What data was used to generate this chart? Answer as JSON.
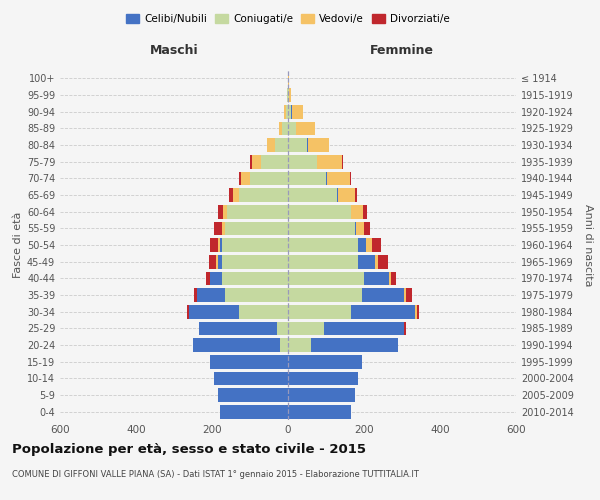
{
  "age_groups": [
    "0-4",
    "5-9",
    "10-14",
    "15-19",
    "20-24",
    "25-29",
    "30-34",
    "35-39",
    "40-44",
    "45-49",
    "50-54",
    "55-59",
    "60-64",
    "65-69",
    "70-74",
    "75-79",
    "80-84",
    "85-89",
    "90-94",
    "95-99",
    "100+"
  ],
  "birth_years": [
    "2010-2014",
    "2005-2009",
    "2000-2004",
    "1995-1999",
    "1990-1994",
    "1985-1989",
    "1980-1984",
    "1975-1979",
    "1970-1974",
    "1965-1969",
    "1960-1964",
    "1955-1959",
    "1950-1954",
    "1945-1949",
    "1940-1944",
    "1935-1939",
    "1930-1934",
    "1925-1929",
    "1920-1924",
    "1915-1919",
    "≤ 1914"
  ],
  "male_celibe": [
    180,
    185,
    195,
    205,
    230,
    205,
    130,
    75,
    30,
    10,
    5,
    0,
    0,
    0,
    0,
    0,
    0,
    0,
    0,
    0,
    0
  ],
  "male_coniugato": [
    0,
    0,
    0,
    0,
    20,
    30,
    130,
    165,
    175,
    175,
    175,
    165,
    160,
    130,
    100,
    70,
    35,
    15,
    5,
    2,
    0
  ],
  "male_vedovo": [
    0,
    0,
    0,
    0,
    0,
    0,
    0,
    0,
    0,
    5,
    5,
    10,
    10,
    15,
    25,
    25,
    20,
    10,
    5,
    0,
    0
  ],
  "male_divorziato": [
    0,
    0,
    0,
    0,
    0,
    0,
    5,
    8,
    12,
    18,
    20,
    20,
    15,
    10,
    5,
    5,
    0,
    0,
    0,
    0,
    0
  ],
  "female_celibe": [
    165,
    175,
    185,
    195,
    230,
    210,
    170,
    110,
    65,
    45,
    20,
    5,
    2,
    2,
    2,
    2,
    2,
    2,
    2,
    0,
    0
  ],
  "female_coniugato": [
    0,
    0,
    0,
    0,
    60,
    95,
    165,
    195,
    200,
    185,
    185,
    175,
    165,
    130,
    100,
    75,
    50,
    20,
    8,
    2,
    0
  ],
  "female_vedovo": [
    0,
    0,
    0,
    0,
    0,
    0,
    5,
    5,
    5,
    8,
    15,
    20,
    30,
    45,
    60,
    65,
    55,
    50,
    30,
    5,
    2
  ],
  "female_divorziato": [
    0,
    0,
    0,
    0,
    0,
    5,
    5,
    15,
    15,
    25,
    25,
    15,
    10,
    5,
    5,
    2,
    0,
    0,
    0,
    0,
    0
  ],
  "color_celibe": "#4472c4",
  "color_coniugato": "#c5d9a0",
  "color_vedovo": "#f5c265",
  "color_divorziato": "#c0272d",
  "title": "Popolazione per età, sesso e stato civile - 2015",
  "subtitle": "COMUNE DI GIFFONI VALLE PIANA (SA) - Dati ISTAT 1° gennaio 2015 - Elaborazione TUTTITALIA.IT",
  "xlabel_left": "Maschi",
  "xlabel_right": "Femmine",
  "ylabel_left": "Fasce di età",
  "ylabel_right": "Anni di nascita",
  "xlim": 600,
  "bg_color": "#f5f5f5",
  "grid_color": "#cccccc"
}
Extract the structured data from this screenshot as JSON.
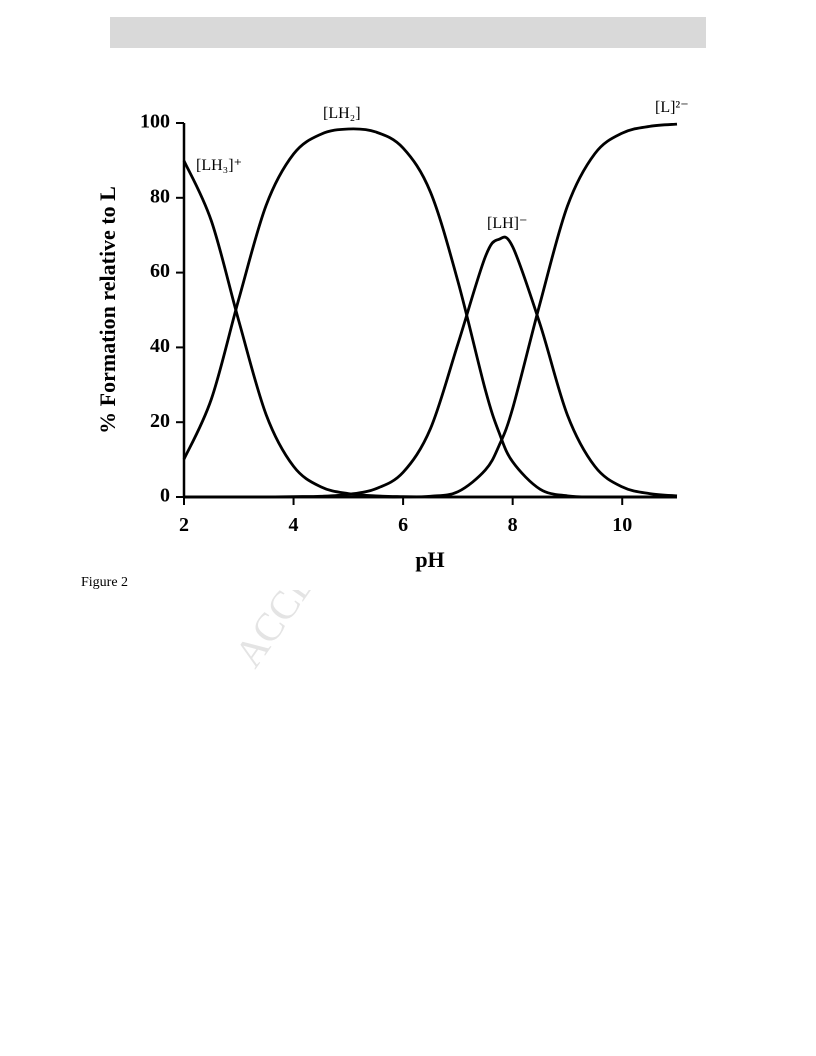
{
  "header": {
    "bar": ""
  },
  "watermark": "ACCEPTED MANUSCRIPT",
  "caption": "Figure 2",
  "chart_data": {
    "type": "line",
    "x_label": "pH",
    "y_label": "% Formation relative to L",
    "x": [
      2,
      2.5,
      3,
      3.5,
      4,
      4.5,
      5,
      5.5,
      6,
      6.5,
      7,
      7.5,
      7.75,
      8,
      8.5,
      9,
      9.5,
      10,
      10.5,
      11
    ],
    "series": [
      {
        "name": "[LH₃]⁺",
        "color": "#000000",
        "values": [
          89.9,
          73.8,
          47.1,
          22.0,
          8.2,
          2.7,
          0.9,
          0.3,
          0.1,
          0,
          0,
          0,
          0,
          0,
          0,
          0,
          0,
          0,
          0,
          0
        ]
      },
      {
        "name": "[LH₂]",
        "color": "#000000",
        "values": [
          10.1,
          26.2,
          52.9,
          78.0,
          91.7,
          97.0,
          98.4,
          97.6,
          93.3,
          81.5,
          57.7,
          28.7,
          17.3,
          9.4,
          2.1,
          0.3,
          0,
          0,
          0,
          0
        ]
      },
      {
        "name": "[LH]⁻",
        "color": "#000000",
        "values": [
          0,
          0,
          0,
          0,
          0.1,
          0.2,
          0.7,
          2.2,
          6.6,
          18.3,
          40.9,
          64.2,
          68.9,
          66.9,
          46.2,
          21.9,
          8.2,
          2.7,
          0.9,
          0.3
        ]
      },
      {
        "name": "[L]²⁻",
        "color": "#000000",
        "values": [
          0,
          0,
          0,
          0,
          0,
          0,
          0,
          0,
          0,
          0.2,
          1.4,
          7.2,
          13.7,
          23.7,
          51.8,
          77.8,
          91.8,
          97.3,
          99.1,
          99.7
        ]
      }
    ],
    "xlim": [
      2,
      11
    ],
    "xticks": [
      2,
      4,
      6,
      8,
      10
    ],
    "ylim": [
      0,
      100
    ],
    "yticks": [
      0,
      20,
      40,
      60,
      80,
      100
    ]
  }
}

**Task prompt**
Leave out the pictures and repeat everything else in the records exactly.

**Full response**
What data was used to generate this chart? Answer as JSON.
{
  "age_groups": [
    "0-4",
    "5-9",
    "10-14",
    "15-19",
    "20-24",
    "25-29",
    "30-34",
    "35-39",
    "40-44",
    "45-49",
    "50-54",
    "55-59",
    "60-64",
    "65-69",
    "70-74",
    "75-79",
    "80-84",
    "85-89",
    "90-94",
    "95-99",
    "100+"
  ],
  "birth_years": [
    "2010-2014",
    "2005-2009",
    "2000-2004",
    "1995-1999",
    "1990-1994",
    "1985-1989",
    "1980-1984",
    "1975-1979",
    "1970-1974",
    "1965-1969",
    "1960-1964",
    "1955-1959",
    "1950-1954",
    "1945-1949",
    "1940-1944",
    "1935-1939",
    "1930-1934",
    "1925-1929",
    "1920-1924",
    "1915-1919",
    "≤ 1914"
  ],
  "male_celibe": [
    180,
    185,
    195,
    205,
    230,
    205,
    130,
    75,
    30,
    10,
    5,
    0,
    0,
    0,
    0,
    0,
    0,
    0,
    0,
    0,
    0
  ],
  "male_coniugato": [
    0,
    0,
    0,
    0,
    20,
    30,
    130,
    165,
    175,
    175,
    175,
    165,
    160,
    130,
    100,
    70,
    35,
    15,
    5,
    2,
    0
  ],
  "male_vedovo": [
    0,
    0,
    0,
    0,
    0,
    0,
    0,
    0,
    0,
    5,
    5,
    10,
    10,
    15,
    25,
    25,
    20,
    10,
    5,
    0,
    0
  ],
  "male_divorziato": [
    0,
    0,
    0,
    0,
    0,
    0,
    5,
    8,
    12,
    18,
    20,
    20,
    15,
    10,
    5,
    5,
    0,
    0,
    0,
    0,
    0
  ],
  "female_celibe": [
    165,
    175,
    185,
    195,
    230,
    210,
    170,
    110,
    65,
    45,
    20,
    5,
    2,
    2,
    2,
    2,
    2,
    2,
    2,
    0,
    0
  ],
  "female_coniugato": [
    0,
    0,
    0,
    0,
    60,
    95,
    165,
    195,
    200,
    185,
    185,
    175,
    165,
    130,
    100,
    75,
    50,
    20,
    8,
    2,
    0
  ],
  "female_vedovo": [
    0,
    0,
    0,
    0,
    0,
    0,
    5,
    5,
    5,
    8,
    15,
    20,
    30,
    45,
    60,
    65,
    55,
    50,
    30,
    5,
    2
  ],
  "female_divorziato": [
    0,
    0,
    0,
    0,
    0,
    5,
    5,
    15,
    15,
    25,
    25,
    15,
    10,
    5,
    5,
    2,
    0,
    0,
    0,
    0,
    0
  ],
  "color_celibe": "#4472c4",
  "color_coniugato": "#c5d9a0",
  "color_vedovo": "#f5c265",
  "color_divorziato": "#c0272d",
  "title": "Popolazione per età, sesso e stato civile - 2015",
  "subtitle": "COMUNE DI GIFFONI VALLE PIANA (SA) - Dati ISTAT 1° gennaio 2015 - Elaborazione TUTTITALIA.IT",
  "xlabel_left": "Maschi",
  "xlabel_right": "Femmine",
  "ylabel_left": "Fasce di età",
  "ylabel_right": "Anni di nascita",
  "xlim": 600,
  "bg_color": "#f5f5f5",
  "grid_color": "#cccccc"
}
Extract the structured data from this screenshot as JSON.
{
  "header": {
    "bar": ""
  },
  "watermark": "ACCEPTED MANUSCRIPT",
  "caption": "Figure 2",
  "chart_data": {
    "type": "line",
    "x_label": "pH",
    "y_label": "% Formation relative to L",
    "x": [
      2,
      2.5,
      3,
      3.5,
      4,
      4.5,
      5,
      5.5,
      6,
      6.5,
      7,
      7.5,
      7.75,
      8,
      8.5,
      9,
      9.5,
      10,
      10.5,
      11
    ],
    "series": [
      {
        "name": "[LH₃]⁺",
        "color": "#000000",
        "values": [
          89.9,
          73.8,
          47.1,
          22.0,
          8.2,
          2.7,
          0.9,
          0.3,
          0.1,
          0,
          0,
          0,
          0,
          0,
          0,
          0,
          0,
          0,
          0,
          0
        ]
      },
      {
        "name": "[LH₂]",
        "color": "#000000",
        "values": [
          10.1,
          26.2,
          52.9,
          78.0,
          91.7,
          97.0,
          98.4,
          97.6,
          93.3,
          81.5,
          57.7,
          28.7,
          17.3,
          9.4,
          2.1,
          0.3,
          0,
          0,
          0,
          0
        ]
      },
      {
        "name": "[LH]⁻",
        "color": "#000000",
        "values": [
          0,
          0,
          0,
          0,
          0.1,
          0.2,
          0.7,
          2.2,
          6.6,
          18.3,
          40.9,
          64.2,
          68.9,
          66.9,
          46.2,
          21.9,
          8.2,
          2.7,
          0.9,
          0.3
        ]
      },
      {
        "name": "[L]²⁻",
        "color": "#000000",
        "values": [
          0,
          0,
          0,
          0,
          0,
          0,
          0,
          0,
          0,
          0.2,
          1.4,
          7.2,
          13.7,
          23.7,
          51.8,
          77.8,
          91.8,
          97.3,
          99.1,
          99.7
        ]
      }
    ],
    "xlim": [
      2,
      11
    ],
    "xticks": [
      2,
      4,
      6,
      8,
      10
    ],
    "ylim": [
      0,
      100
    ],
    "yticks": [
      0,
      20,
      40,
      60,
      80,
      100
    ]
  }
}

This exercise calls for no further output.